→ Image-based layout entries
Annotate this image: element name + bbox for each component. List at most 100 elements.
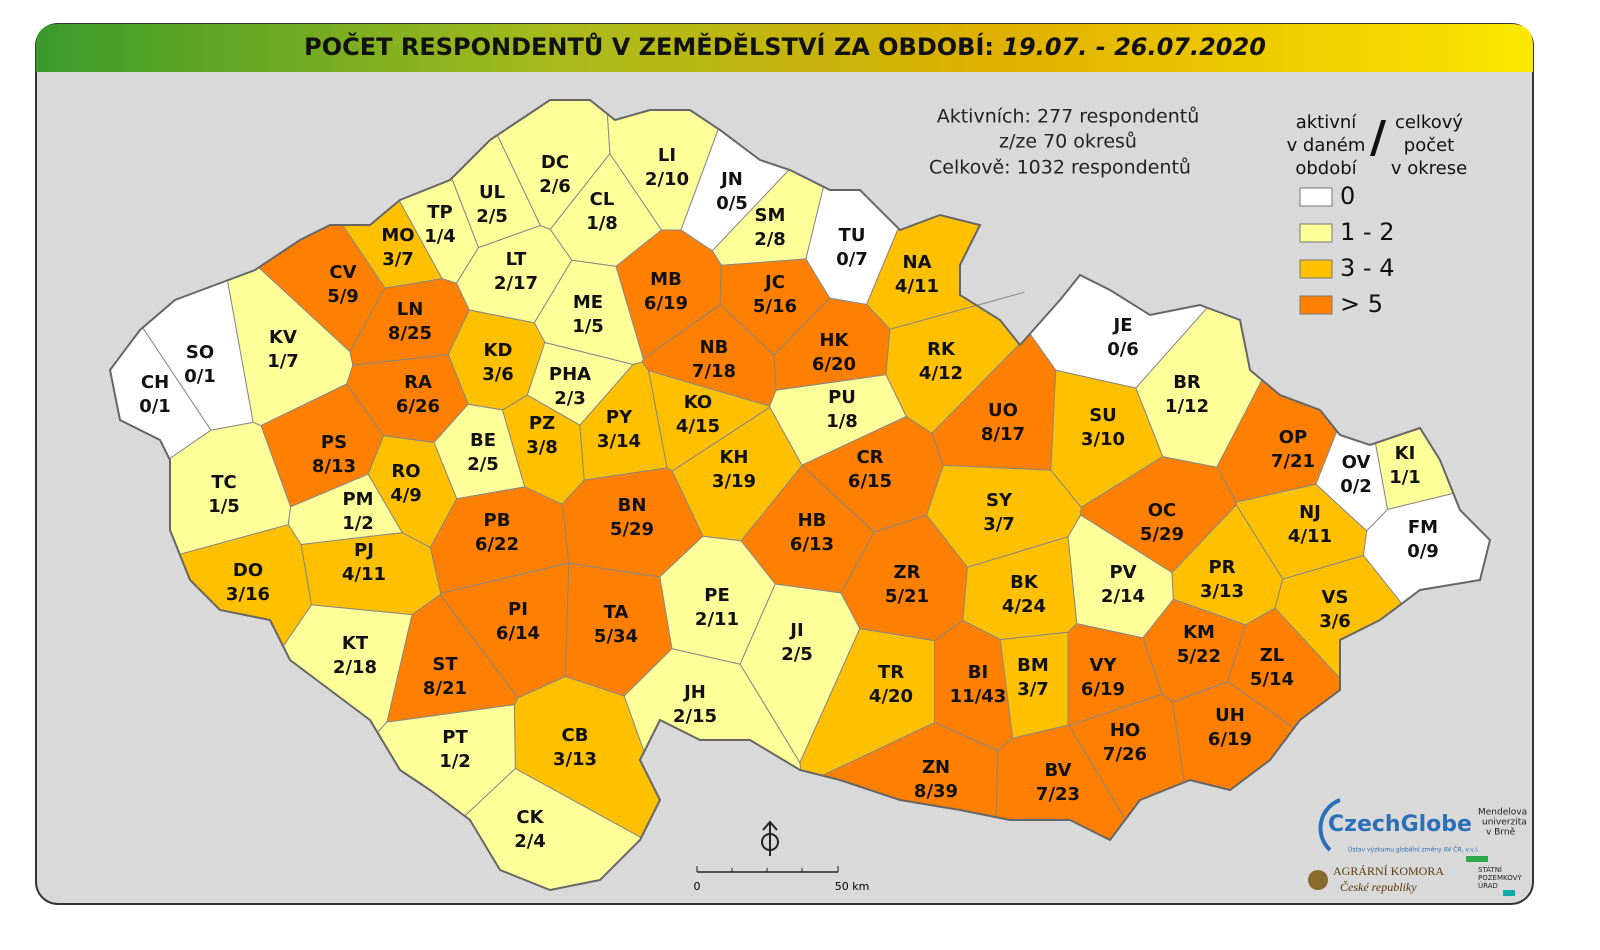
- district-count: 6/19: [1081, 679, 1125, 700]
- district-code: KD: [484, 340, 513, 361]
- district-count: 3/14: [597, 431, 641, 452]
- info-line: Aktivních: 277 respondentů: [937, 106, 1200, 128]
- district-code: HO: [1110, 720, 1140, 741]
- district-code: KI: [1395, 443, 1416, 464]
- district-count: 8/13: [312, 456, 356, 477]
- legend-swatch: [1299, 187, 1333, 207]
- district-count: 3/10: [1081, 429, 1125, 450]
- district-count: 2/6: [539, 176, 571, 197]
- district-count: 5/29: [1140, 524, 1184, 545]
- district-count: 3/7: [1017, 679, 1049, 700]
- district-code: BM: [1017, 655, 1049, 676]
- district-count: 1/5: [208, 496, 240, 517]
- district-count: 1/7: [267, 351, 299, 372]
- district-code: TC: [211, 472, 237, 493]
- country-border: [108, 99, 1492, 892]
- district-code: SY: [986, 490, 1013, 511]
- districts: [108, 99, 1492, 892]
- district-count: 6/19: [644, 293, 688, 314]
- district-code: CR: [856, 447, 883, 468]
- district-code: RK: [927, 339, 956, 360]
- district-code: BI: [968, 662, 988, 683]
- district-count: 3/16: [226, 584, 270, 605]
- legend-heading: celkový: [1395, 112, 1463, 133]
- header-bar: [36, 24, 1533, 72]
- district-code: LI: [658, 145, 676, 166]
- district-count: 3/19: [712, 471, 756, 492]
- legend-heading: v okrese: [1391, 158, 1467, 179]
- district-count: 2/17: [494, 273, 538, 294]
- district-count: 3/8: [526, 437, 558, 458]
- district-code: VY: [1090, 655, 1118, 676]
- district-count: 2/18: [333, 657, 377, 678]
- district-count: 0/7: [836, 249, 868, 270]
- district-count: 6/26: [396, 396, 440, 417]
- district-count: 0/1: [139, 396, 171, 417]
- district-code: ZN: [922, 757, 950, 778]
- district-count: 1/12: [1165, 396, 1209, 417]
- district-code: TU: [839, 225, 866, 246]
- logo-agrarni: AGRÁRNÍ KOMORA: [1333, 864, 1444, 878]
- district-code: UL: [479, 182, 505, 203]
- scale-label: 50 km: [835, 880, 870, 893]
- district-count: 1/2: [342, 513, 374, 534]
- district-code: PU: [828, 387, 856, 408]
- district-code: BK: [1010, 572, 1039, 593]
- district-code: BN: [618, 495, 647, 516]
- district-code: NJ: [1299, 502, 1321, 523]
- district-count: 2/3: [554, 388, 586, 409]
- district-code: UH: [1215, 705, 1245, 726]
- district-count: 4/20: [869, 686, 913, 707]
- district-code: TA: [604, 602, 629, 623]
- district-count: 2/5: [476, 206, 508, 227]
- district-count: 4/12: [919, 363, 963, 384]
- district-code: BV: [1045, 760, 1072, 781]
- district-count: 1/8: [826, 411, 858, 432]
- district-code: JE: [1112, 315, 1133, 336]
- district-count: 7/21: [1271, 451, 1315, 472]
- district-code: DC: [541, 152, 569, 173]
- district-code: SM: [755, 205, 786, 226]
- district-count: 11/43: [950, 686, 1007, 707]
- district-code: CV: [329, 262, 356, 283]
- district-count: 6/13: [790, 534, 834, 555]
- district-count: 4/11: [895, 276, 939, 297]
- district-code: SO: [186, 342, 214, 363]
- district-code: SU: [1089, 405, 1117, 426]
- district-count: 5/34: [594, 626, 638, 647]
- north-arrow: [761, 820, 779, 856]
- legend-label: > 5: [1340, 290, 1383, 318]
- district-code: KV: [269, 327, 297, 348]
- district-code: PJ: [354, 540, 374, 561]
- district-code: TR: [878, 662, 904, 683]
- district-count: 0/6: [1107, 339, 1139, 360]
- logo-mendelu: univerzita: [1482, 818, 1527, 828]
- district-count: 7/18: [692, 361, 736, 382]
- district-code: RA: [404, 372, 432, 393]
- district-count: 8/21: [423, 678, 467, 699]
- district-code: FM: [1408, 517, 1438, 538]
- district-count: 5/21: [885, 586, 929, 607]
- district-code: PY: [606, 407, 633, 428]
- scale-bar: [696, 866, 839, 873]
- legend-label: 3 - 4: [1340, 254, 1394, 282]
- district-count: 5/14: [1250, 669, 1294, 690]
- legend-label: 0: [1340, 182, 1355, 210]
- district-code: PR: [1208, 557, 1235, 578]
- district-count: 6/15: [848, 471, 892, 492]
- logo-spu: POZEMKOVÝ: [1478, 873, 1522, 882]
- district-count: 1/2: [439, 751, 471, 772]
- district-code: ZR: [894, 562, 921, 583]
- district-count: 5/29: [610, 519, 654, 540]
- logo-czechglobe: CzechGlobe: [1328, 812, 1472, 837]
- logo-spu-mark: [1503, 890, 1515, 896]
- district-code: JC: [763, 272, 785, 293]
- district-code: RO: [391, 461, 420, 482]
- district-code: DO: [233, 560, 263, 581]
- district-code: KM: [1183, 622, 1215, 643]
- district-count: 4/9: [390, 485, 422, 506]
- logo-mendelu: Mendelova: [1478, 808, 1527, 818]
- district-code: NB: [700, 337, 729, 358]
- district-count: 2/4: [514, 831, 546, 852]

--

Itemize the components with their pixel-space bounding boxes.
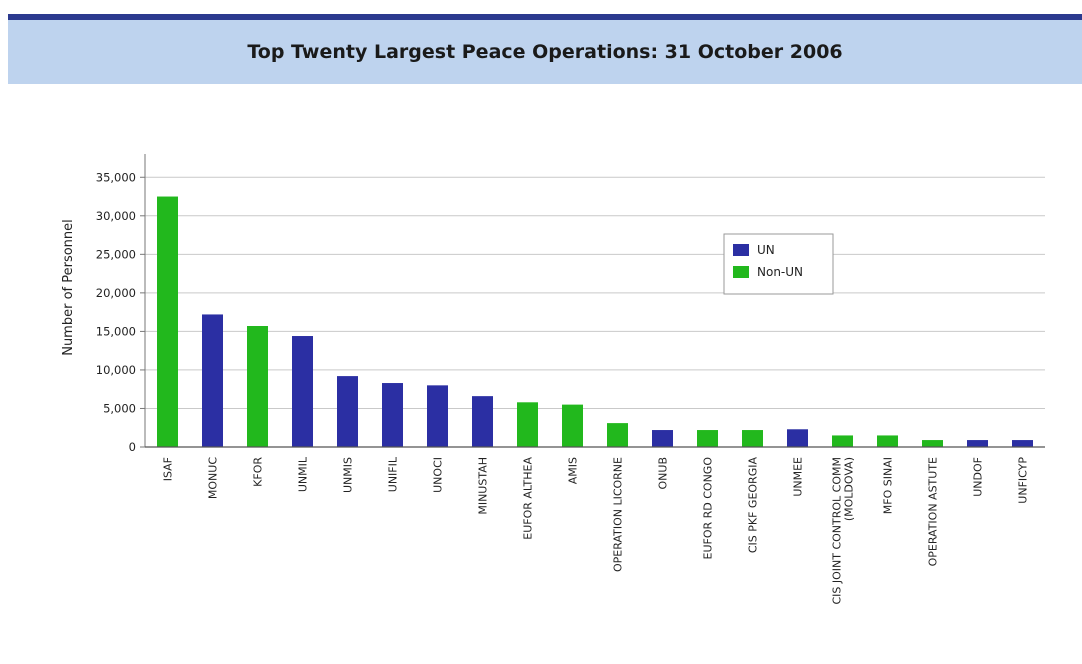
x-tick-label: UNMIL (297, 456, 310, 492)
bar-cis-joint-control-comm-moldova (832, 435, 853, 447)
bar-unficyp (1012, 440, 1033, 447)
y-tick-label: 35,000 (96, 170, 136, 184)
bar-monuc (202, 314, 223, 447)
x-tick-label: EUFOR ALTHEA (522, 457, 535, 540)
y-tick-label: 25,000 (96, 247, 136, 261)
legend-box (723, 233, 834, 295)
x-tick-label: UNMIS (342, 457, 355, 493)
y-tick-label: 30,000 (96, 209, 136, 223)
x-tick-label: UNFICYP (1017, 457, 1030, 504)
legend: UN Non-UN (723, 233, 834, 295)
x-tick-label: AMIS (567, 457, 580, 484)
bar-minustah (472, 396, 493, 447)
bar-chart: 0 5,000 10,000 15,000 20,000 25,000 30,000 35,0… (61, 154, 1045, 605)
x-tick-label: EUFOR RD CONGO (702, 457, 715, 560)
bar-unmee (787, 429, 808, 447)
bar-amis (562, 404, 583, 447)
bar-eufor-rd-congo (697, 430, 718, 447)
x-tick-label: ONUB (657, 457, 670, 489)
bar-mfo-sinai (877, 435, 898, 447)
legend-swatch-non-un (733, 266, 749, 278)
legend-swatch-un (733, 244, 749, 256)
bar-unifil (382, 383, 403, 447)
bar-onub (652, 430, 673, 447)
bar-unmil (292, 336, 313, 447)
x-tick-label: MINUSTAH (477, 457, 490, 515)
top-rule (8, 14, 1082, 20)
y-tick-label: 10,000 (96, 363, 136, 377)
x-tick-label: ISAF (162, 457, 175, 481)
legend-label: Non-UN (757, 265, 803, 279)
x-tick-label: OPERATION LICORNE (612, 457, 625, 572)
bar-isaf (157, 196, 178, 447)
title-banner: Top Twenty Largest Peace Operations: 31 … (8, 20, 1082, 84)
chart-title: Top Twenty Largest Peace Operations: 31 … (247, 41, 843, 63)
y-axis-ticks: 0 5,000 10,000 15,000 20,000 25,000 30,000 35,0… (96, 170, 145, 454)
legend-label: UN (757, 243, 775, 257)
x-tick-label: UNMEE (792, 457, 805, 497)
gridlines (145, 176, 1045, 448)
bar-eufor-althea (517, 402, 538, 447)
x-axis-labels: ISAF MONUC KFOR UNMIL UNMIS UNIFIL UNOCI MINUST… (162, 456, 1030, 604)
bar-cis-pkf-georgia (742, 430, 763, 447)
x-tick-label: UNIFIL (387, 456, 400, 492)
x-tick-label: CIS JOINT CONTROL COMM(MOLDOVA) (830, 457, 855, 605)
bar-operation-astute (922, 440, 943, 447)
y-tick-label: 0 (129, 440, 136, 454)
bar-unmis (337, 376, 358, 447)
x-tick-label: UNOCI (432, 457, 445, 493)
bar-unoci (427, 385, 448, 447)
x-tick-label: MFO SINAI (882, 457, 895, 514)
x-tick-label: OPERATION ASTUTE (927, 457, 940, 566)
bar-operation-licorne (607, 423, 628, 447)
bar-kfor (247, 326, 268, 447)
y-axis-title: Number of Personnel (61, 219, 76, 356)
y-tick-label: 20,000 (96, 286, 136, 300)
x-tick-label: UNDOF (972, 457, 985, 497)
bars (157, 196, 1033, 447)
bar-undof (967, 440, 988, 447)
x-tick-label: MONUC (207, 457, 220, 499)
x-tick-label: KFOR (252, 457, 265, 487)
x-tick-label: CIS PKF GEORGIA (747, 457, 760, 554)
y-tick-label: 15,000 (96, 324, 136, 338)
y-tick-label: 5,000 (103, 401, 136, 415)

→ WRITTEN EXERCISE
Reproduce the rows above from the line containing "- district-count: 6/19: [1081, 679, 1125, 700]" through the line containing "- country-border: [108, 99, 1492, 892]", including both of those lines, and copy nothing else.

→ THE RESULT
- district-count: 6/19: [1081, 679, 1125, 700]
- district-code: KD: [484, 340, 513, 361]
- district-count: 3/14: [597, 431, 641, 452]
- info-line: Aktivních: 277 respondentů: [937, 106, 1200, 128]
- district-code: HO: [1110, 720, 1140, 741]
- district-code: KI: [1395, 443, 1416, 464]
- district-count: 8/13: [312, 456, 356, 477]
- legend-swatch: [1299, 187, 1333, 207]
- district-count: 3/10: [1081, 429, 1125, 450]
- district-count: 2/6: [539, 176, 571, 197]
- district-count: 5/29: [1140, 524, 1184, 545]
- district-count: 3/7: [1017, 679, 1049, 700]
- district-code: BM: [1017, 655, 1049, 676]
- district-count: 1/5: [208, 496, 240, 517]
- district-count: 1/7: [267, 351, 299, 372]
- district-code: TC: [211, 472, 237, 493]
- country-border: [108, 99, 1492, 892]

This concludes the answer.